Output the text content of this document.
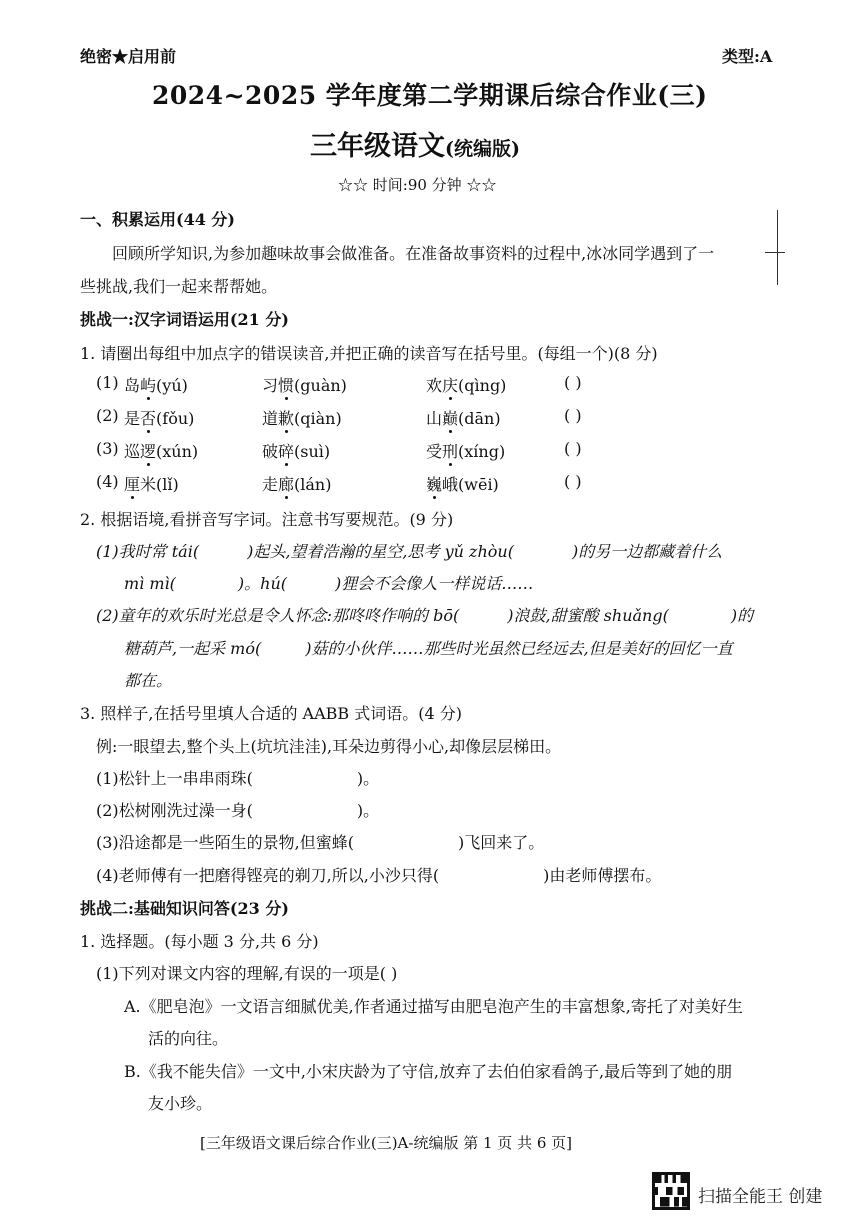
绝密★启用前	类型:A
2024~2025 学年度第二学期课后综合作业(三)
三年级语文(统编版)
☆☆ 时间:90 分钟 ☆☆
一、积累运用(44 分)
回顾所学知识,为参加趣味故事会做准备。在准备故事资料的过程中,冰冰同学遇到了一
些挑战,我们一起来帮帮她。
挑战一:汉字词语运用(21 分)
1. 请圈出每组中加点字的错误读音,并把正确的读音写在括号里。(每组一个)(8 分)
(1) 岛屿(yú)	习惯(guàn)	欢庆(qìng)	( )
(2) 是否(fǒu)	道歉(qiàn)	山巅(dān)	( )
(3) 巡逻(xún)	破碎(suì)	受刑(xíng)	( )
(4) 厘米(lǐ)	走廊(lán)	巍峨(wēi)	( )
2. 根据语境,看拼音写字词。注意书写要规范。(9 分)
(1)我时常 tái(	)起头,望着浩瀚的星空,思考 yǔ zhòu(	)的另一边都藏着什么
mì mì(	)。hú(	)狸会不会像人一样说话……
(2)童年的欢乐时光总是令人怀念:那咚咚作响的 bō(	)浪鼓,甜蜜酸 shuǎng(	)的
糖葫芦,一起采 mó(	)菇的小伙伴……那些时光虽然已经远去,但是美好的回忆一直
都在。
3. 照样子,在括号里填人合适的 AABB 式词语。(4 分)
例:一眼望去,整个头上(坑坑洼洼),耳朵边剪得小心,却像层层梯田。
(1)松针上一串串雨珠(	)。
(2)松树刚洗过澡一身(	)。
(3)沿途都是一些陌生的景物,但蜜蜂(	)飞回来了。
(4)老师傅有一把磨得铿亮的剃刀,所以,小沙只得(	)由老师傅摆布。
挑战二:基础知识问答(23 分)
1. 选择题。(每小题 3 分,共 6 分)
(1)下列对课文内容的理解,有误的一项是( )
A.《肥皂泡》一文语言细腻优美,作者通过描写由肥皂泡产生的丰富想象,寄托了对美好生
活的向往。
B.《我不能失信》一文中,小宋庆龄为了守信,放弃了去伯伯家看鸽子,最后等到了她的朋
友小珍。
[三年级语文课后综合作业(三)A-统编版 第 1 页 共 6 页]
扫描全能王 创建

══════

▸ GIVEN INSTRUCTION:
Your copy should match the entries exactly, minus the pictures.

▸ TASK RESPONSE:
Output the text content of this document.
绝密★启用前	类型:A
2024~2025 学年度第二学期课后综合作业(三)
三年级语文(统编版)
☆☆ 时间:90 分钟 ☆☆
一、积累运用(44 分)
回顾所学知识,为参加趣味故事会做准备。在准备故事资料的过程中,冰冰同学遇到了一
些挑战,我们一起来帮帮她。
挑战一:汉字词语运用(21 分)
1. 请圈出每组中加点字的错误读音,并把正确的读音写在括号里。(每组一个)(8 分)
(1) 岛屿(yú)	习惯(guàn)	欢庆(qìng)	( )
(2) 是否(fǒu)	道歉(qiàn)	山巅(dān)	( )
(3) 巡逻(xún)	破碎(suì)	受刑(xíng)	( )
(4) 厘米(lǐ)	走廊(lán)	巍峨(wēi)	( )
2. 根据语境,看拼音写字词。注意书写要规范。(9 分)
(1)我时常 tái(	)起头,望着浩瀚的星空,思考 yǔ zhòu(	)的另一边都藏着什么
mì mì(	)。hú(	)狸会不会像人一样说话……
(2)童年的欢乐时光总是令人怀念:那咚咚作响的 bō(	)浪鼓,甜蜜酸 shuǎng(	)的
糖葫芦,一起采 mó(	)菇的小伙伴……那些时光虽然已经远去,但是美好的回忆一直
都在。
3. 照样子,在括号里填人合适的 AABB 式词语。(4 分)
例:一眼望去,整个头上(坑坑洼洼),耳朵边剪得小心,却像层层梯田。
(1)松针上一串串雨珠(	)。
(2)松树刚洗过澡一身(	)。
(3)沿途都是一些陌生的景物,但蜜蜂(	)飞回来了。
(4)老师傅有一把磨得铿亮的剃刀,所以,小沙只得(	)由老师傅摆布。
挑战二:基础知识问答(23 分)
1. 选择题。(每小题 3 分,共 6 分)
(1)下列对课文内容的理解,有误的一项是( )
A.《肥皂泡》一文语言细腻优美,作者通过描写由肥皂泡产生的丰富想象,寄托了对美好生
活的向往。
B.《我不能失信》一文中,小宋庆龄为了守信,放弃了去伯伯家看鸽子,最后等到了她的朋
友小珍。
[三年级语文课后综合作业(三)A-统编版 第 1 页 共 6 页]
扫描全能王 创建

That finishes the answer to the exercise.